WORK TO BE COMPLETED:
Copy the data exactly as it appears, and do not include any pictures.

SUPPLIED MATERIAL:
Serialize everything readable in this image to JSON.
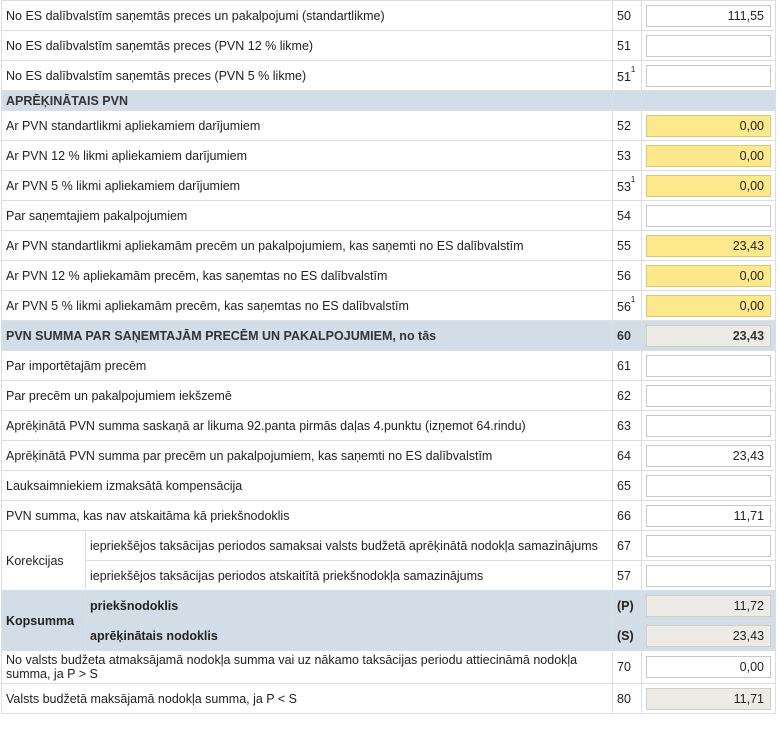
{
  "rows_top": [
    {
      "label": "No ES dalībvalstīm saņemtās preces un pakalpojumi (standartlikme)",
      "num": "50",
      "sup": "",
      "value": "111,55",
      "style": ""
    },
    {
      "label": "No ES dalībvalstīm saņemtās preces (PVN 12 % likme)",
      "num": "51",
      "sup": "",
      "value": "",
      "style": ""
    },
    {
      "label": "No ES dalībvalstīm saņemtās preces (PVN 5 % likme)",
      "num": "51",
      "sup": "1",
      "value": "",
      "style": ""
    }
  ],
  "section_calc": {
    "title": "APRĒĶINĀTAIS PVN"
  },
  "rows_calc": [
    {
      "label": "Ar PVN standartlikmi apliekamiem darījumiem",
      "num": "52",
      "sup": "",
      "value": "0,00",
      "style": "y"
    },
    {
      "label": "Ar PVN 12 % likmi apliekamiem darījumiem",
      "num": "53",
      "sup": "",
      "value": "0,00",
      "style": "y"
    },
    {
      "label": "Ar PVN 5 % likmi apliekamiem darījumiem",
      "num": "53",
      "sup": "1",
      "value": "0,00",
      "style": "y"
    },
    {
      "label": "Par saņemtajiem pakalpojumiem",
      "num": "54",
      "sup": "",
      "value": "",
      "style": ""
    },
    {
      "label": "Ar PVN standartlikmi apliekamām precēm un pakalpojumiem, kas saņemti no ES dalībvalstīm",
      "num": "55",
      "sup": "",
      "value": "23,43",
      "style": "y"
    },
    {
      "label": "Ar PVN 12 % apliekamām precēm, kas saņemtas no ES dalībvalstīm",
      "num": "56",
      "sup": "",
      "value": "0,00",
      "style": "y"
    },
    {
      "label": "Ar PVN 5 % likmi apliekamām precēm, kas saņemtas no ES dalībvalstīm",
      "num": "56",
      "sup": "1",
      "value": "0,00",
      "style": "y"
    }
  ],
  "section_received": {
    "title": "PVN SUMMA PAR SAŅEMTAJĀM PRECĒM UN PAKALPOJUMIEM, no tās",
    "num": "60",
    "value": "23,43"
  },
  "rows_received": [
    {
      "label": "Par importētajām precēm",
      "num": "61",
      "sup": "",
      "value": "",
      "style": ""
    },
    {
      "label": "Par precēm un pakalpojumiem iekšzemē",
      "num": "62",
      "sup": "",
      "value": "",
      "style": ""
    },
    {
      "label": "Aprēķinātā PVN summa saskaņā ar likuma 92.panta pirmās daļas 4.punktu (izņemot 64.rindu)",
      "num": "63",
      "sup": "",
      "value": "",
      "style": ""
    },
    {
      "label": "Aprēķinātā PVN summa par precēm un pakalpojumiem, kas saņemti no ES dalībvalstīm",
      "num": "64",
      "sup": "",
      "value": "23,43",
      "style": ""
    },
    {
      "label": "Lauksaimniekiem izmaksātā kompensācija",
      "num": "65",
      "sup": "",
      "value": "",
      "style": ""
    },
    {
      "label": "PVN summa, kas nav atskaitāma kā priekšnodoklis",
      "num": "66",
      "sup": "",
      "value": "11,71",
      "style": ""
    }
  ],
  "corrections": {
    "group_label": "Korekcijas",
    "rows": [
      {
        "label": "iepriekšējos taksācijas periodos samaksai valsts budžetā aprēķinātā nodokļa samazinājums",
        "num": "67",
        "value": ""
      },
      {
        "label": "iepriekšējos taksācijas periodos atskaitītā priekšnodokļa samazinājums",
        "num": "57",
        "value": ""
      }
    ]
  },
  "totals": {
    "group_label": "Kopsumma",
    "rows": [
      {
        "label": "priekšnodoklis",
        "num": "(P)",
        "value": "11,72"
      },
      {
        "label": "aprēķinātais nodoklis",
        "num": "(S)",
        "value": "23,43"
      }
    ]
  },
  "rows_final": [
    {
      "label": "No valsts budžeta atmaksājamā nodokļa summa vai uz nākamo taksācijas periodu attiecināmā nodokļa summa, ja P > S",
      "num": "70",
      "value": "0,00",
      "style": ""
    },
    {
      "label": "Valsts budžetā maksājamā nodokļa summa, ja P < S",
      "num": "80",
      "value": "11,71",
      "style": "g"
    }
  ]
}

EXERCISE RESPONSE:
Serialize everything readable in this image to JSON.
{
  "rows_top": [
    {
      "label": "No ES dalībvalstīm saņemtās preces un pakalpojumi (standartlikme)",
      "num": "50",
      "sup": "",
      "value": "111,55",
      "style": ""
    },
    {
      "label": "No ES dalībvalstīm saņemtās preces (PVN 12 % likme)",
      "num": "51",
      "sup": "",
      "value": "",
      "style": ""
    },
    {
      "label": "No ES dalībvalstīm saņemtās preces (PVN 5 % likme)",
      "num": "51",
      "sup": "1",
      "value": "",
      "style": ""
    }
  ],
  "section_calc": {
    "title": "APRĒĶINĀTAIS PVN"
  },
  "rows_calc": [
    {
      "label": "Ar PVN standartlikmi apliekamiem darījumiem",
      "num": "52",
      "sup": "",
      "value": "0,00",
      "style": "y"
    },
    {
      "label": "Ar PVN 12 % likmi apliekamiem darījumiem",
      "num": "53",
      "sup": "",
      "value": "0,00",
      "style": "y"
    },
    {
      "label": "Ar PVN 5 % likmi apliekamiem darījumiem",
      "num": "53",
      "sup": "1",
      "value": "0,00",
      "style": "y"
    },
    {
      "label": "Par saņemtajiem pakalpojumiem",
      "num": "54",
      "sup": "",
      "value": "",
      "style": ""
    },
    {
      "label": "Ar PVN standartlikmi apliekamām precēm un pakalpojumiem, kas saņemti no ES dalībvalstīm",
      "num": "55",
      "sup": "",
      "value": "23,43",
      "style": "y"
    },
    {
      "label": "Ar PVN 12 % apliekamām precēm, kas saņemtas no ES dalībvalstīm",
      "num": "56",
      "sup": "",
      "value": "0,00",
      "style": "y"
    },
    {
      "label": "Ar PVN 5 % likmi apliekamām precēm, kas saņemtas no ES dalībvalstīm",
      "num": "56",
      "sup": "1",
      "value": "0,00",
      "style": "y"
    }
  ],
  "section_received": {
    "title": "PVN SUMMA PAR SAŅEMTAJĀM PRECĒM UN PAKALPOJUMIEM, no tās",
    "num": "60",
    "value": "23,43"
  },
  "rows_received": [
    {
      "label": "Par importētajām precēm",
      "num": "61",
      "sup": "",
      "value": "",
      "style": ""
    },
    {
      "label": "Par precēm un pakalpojumiem iekšzemē",
      "num": "62",
      "sup": "",
      "value": "",
      "style": ""
    },
    {
      "label": "Aprēķinātā PVN summa saskaņā ar likuma 92.panta pirmās daļas 4.punktu (izņemot 64.rindu)",
      "num": "63",
      "sup": "",
      "value": "",
      "style": ""
    },
    {
      "label": "Aprēķinātā PVN summa par precēm un pakalpojumiem, kas saņemti no ES dalībvalstīm",
      "num": "64",
      "sup": "",
      "value": "23,43",
      "style": ""
    },
    {
      "label": "Lauksaimniekiem izmaksātā kompensācija",
      "num": "65",
      "sup": "",
      "value": "",
      "style": ""
    },
    {
      "label": "PVN summa, kas nav atskaitāma kā priekšnodoklis",
      "num": "66",
      "sup": "",
      "value": "11,71",
      "style": ""
    }
  ],
  "corrections": {
    "group_label": "Korekcijas",
    "rows": [
      {
        "label": "iepriekšējos taksācijas periodos samaksai valsts budžetā aprēķinātā nodokļa samazinājums",
        "num": "67",
        "value": ""
      },
      {
        "label": "iepriekšējos taksācijas periodos atskaitītā priekšnodokļa samazinājums",
        "num": "57",
        "value": ""
      }
    ]
  },
  "totals": {
    "group_label": "Kopsumma",
    "rows": [
      {
        "label": "priekšnodoklis",
        "num": "(P)",
        "value": "11,72"
      },
      {
        "label": "aprēķinātais nodoklis",
        "num": "(S)",
        "value": "23,43"
      }
    ]
  },
  "rows_final": [
    {
      "label": "No valsts budžeta atmaksājamā nodokļa summa vai uz nākamo taksācijas periodu attiecināmā nodokļa summa, ja P > S",
      "num": "70",
      "value": "0,00",
      "style": ""
    },
    {
      "label": "Valsts budžetā maksājamā nodokļa summa, ja P < S",
      "num": "80",
      "value": "11,71",
      "style": "g"
    }
  ]
}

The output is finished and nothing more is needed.